### Data excerpts
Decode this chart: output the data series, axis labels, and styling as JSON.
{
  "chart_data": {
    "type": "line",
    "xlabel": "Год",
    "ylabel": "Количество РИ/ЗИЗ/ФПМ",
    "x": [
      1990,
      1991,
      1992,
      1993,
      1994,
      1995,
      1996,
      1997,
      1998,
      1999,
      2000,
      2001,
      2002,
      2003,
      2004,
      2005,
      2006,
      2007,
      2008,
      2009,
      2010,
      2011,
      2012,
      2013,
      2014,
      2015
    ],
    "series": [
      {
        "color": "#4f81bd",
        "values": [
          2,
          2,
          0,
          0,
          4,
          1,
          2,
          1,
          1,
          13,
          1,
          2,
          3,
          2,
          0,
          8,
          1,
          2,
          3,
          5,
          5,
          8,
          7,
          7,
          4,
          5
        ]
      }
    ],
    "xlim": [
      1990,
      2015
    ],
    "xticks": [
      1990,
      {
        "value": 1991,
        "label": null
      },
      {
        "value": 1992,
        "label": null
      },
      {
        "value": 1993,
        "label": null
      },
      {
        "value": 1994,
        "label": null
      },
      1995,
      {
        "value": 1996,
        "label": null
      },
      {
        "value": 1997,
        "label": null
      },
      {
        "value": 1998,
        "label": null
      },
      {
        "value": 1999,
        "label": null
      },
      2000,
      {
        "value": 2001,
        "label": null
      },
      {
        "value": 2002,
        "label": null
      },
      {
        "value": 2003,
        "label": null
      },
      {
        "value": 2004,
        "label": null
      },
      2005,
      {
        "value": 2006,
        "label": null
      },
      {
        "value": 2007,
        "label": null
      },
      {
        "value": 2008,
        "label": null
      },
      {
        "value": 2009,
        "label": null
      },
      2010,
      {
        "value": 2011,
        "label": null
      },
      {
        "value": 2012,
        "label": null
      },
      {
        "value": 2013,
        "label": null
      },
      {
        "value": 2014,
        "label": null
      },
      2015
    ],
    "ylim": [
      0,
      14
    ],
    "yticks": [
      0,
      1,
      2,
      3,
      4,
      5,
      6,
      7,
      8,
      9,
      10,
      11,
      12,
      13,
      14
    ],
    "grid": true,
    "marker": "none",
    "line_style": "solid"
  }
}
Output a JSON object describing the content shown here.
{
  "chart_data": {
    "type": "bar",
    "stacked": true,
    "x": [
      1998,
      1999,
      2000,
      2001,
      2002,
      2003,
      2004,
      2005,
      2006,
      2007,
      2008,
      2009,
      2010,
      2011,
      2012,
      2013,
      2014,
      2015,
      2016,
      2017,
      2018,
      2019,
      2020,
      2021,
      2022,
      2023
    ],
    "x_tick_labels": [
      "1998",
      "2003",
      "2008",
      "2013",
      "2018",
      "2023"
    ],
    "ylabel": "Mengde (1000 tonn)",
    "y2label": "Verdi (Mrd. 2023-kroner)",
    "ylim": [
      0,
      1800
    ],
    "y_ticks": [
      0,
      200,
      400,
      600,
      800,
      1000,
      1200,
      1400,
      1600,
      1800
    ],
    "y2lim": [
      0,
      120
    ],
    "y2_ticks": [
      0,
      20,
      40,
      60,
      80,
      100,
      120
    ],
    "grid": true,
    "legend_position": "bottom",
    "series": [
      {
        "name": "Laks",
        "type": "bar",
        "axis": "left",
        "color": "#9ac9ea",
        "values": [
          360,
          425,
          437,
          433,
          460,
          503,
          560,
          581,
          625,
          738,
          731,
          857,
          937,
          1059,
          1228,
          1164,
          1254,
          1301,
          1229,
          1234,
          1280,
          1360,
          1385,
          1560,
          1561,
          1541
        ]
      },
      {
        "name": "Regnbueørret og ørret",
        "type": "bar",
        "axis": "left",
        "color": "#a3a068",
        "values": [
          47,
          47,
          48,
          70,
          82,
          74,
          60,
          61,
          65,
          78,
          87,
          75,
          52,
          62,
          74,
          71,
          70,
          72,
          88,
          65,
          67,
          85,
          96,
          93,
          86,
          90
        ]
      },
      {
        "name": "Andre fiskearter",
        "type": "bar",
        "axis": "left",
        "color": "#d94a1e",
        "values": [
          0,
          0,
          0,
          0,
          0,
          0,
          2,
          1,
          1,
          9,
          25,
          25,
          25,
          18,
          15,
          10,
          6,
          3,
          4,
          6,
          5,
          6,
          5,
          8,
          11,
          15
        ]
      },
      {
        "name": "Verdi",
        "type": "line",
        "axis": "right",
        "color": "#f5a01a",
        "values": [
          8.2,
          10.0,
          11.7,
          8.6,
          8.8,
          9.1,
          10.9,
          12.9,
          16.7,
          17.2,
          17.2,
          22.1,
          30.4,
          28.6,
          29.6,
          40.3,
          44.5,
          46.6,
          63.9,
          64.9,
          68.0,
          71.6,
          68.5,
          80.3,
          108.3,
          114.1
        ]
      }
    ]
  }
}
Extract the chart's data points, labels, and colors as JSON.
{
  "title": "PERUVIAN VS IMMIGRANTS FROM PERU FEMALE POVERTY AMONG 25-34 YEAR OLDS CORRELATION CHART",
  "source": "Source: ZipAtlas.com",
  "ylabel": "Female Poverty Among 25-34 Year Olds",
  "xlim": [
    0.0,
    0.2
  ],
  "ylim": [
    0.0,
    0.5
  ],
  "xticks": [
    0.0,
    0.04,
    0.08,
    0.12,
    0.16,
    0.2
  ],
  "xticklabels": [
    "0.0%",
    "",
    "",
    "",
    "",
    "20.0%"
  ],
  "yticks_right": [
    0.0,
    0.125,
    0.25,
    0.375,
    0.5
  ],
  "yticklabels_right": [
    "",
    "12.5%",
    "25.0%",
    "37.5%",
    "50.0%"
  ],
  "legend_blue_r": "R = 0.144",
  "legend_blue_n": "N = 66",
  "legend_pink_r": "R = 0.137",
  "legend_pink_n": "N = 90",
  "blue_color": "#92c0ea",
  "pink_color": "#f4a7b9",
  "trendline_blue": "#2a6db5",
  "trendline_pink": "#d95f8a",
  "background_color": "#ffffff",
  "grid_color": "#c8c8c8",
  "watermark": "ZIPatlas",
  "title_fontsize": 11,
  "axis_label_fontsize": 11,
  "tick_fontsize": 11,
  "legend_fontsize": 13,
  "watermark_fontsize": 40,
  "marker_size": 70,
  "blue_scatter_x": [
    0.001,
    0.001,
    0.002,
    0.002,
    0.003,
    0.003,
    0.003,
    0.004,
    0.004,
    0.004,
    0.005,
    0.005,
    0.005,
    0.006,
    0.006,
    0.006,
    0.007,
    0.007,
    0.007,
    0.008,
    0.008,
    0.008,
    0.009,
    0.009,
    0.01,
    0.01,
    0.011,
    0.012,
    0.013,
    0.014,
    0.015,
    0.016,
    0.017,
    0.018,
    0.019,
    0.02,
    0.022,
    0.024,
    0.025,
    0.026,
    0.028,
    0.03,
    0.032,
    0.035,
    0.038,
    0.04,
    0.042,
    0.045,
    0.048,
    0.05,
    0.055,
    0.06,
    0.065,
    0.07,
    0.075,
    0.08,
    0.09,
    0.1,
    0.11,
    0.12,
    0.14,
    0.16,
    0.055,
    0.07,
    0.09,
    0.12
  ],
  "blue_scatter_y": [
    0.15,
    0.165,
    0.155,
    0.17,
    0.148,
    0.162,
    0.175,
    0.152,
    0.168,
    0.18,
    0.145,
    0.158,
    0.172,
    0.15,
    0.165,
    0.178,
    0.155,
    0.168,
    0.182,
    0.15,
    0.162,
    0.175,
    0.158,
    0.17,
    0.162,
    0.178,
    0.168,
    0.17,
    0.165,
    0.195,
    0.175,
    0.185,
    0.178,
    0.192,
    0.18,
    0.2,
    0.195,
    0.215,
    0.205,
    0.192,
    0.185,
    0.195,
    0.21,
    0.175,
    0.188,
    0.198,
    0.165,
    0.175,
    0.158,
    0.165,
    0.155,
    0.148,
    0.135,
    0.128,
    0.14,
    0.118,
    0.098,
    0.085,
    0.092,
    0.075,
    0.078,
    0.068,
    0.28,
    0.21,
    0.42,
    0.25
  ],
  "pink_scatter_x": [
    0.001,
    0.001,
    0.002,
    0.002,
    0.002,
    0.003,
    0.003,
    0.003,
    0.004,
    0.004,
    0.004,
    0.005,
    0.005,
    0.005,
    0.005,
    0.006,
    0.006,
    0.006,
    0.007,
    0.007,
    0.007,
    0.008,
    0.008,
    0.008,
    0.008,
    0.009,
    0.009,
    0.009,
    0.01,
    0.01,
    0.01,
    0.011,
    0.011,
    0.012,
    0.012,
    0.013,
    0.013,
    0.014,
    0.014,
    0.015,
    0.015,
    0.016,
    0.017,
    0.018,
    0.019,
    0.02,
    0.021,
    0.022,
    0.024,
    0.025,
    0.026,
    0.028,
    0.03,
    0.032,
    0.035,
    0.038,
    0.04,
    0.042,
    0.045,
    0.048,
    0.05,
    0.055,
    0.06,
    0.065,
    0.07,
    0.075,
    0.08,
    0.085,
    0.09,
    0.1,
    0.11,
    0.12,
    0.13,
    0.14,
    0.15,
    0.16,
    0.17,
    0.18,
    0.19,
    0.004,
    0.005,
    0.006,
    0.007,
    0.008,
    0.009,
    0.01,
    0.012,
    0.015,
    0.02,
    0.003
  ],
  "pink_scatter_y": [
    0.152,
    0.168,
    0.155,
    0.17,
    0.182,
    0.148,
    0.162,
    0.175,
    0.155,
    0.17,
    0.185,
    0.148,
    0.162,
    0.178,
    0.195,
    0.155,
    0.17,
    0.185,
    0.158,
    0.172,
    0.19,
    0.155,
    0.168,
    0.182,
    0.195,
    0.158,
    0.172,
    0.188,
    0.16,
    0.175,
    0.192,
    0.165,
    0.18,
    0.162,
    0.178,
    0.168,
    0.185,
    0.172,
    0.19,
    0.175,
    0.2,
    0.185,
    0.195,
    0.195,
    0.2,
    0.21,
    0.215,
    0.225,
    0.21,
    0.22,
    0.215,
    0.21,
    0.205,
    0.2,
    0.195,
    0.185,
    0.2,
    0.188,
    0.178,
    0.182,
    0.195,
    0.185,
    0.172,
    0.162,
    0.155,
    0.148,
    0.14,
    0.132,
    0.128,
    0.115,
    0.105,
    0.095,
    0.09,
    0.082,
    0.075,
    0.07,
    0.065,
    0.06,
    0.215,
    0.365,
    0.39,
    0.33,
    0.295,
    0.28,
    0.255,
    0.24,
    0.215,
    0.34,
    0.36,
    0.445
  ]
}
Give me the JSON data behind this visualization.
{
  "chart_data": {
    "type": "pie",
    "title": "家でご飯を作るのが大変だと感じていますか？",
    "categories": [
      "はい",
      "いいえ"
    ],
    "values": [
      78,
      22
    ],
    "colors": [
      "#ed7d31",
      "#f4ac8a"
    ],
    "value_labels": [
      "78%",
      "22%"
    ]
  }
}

### Stated task
Your answer should be a single number: the count of lines containing the word "Verdi".

### Solution
2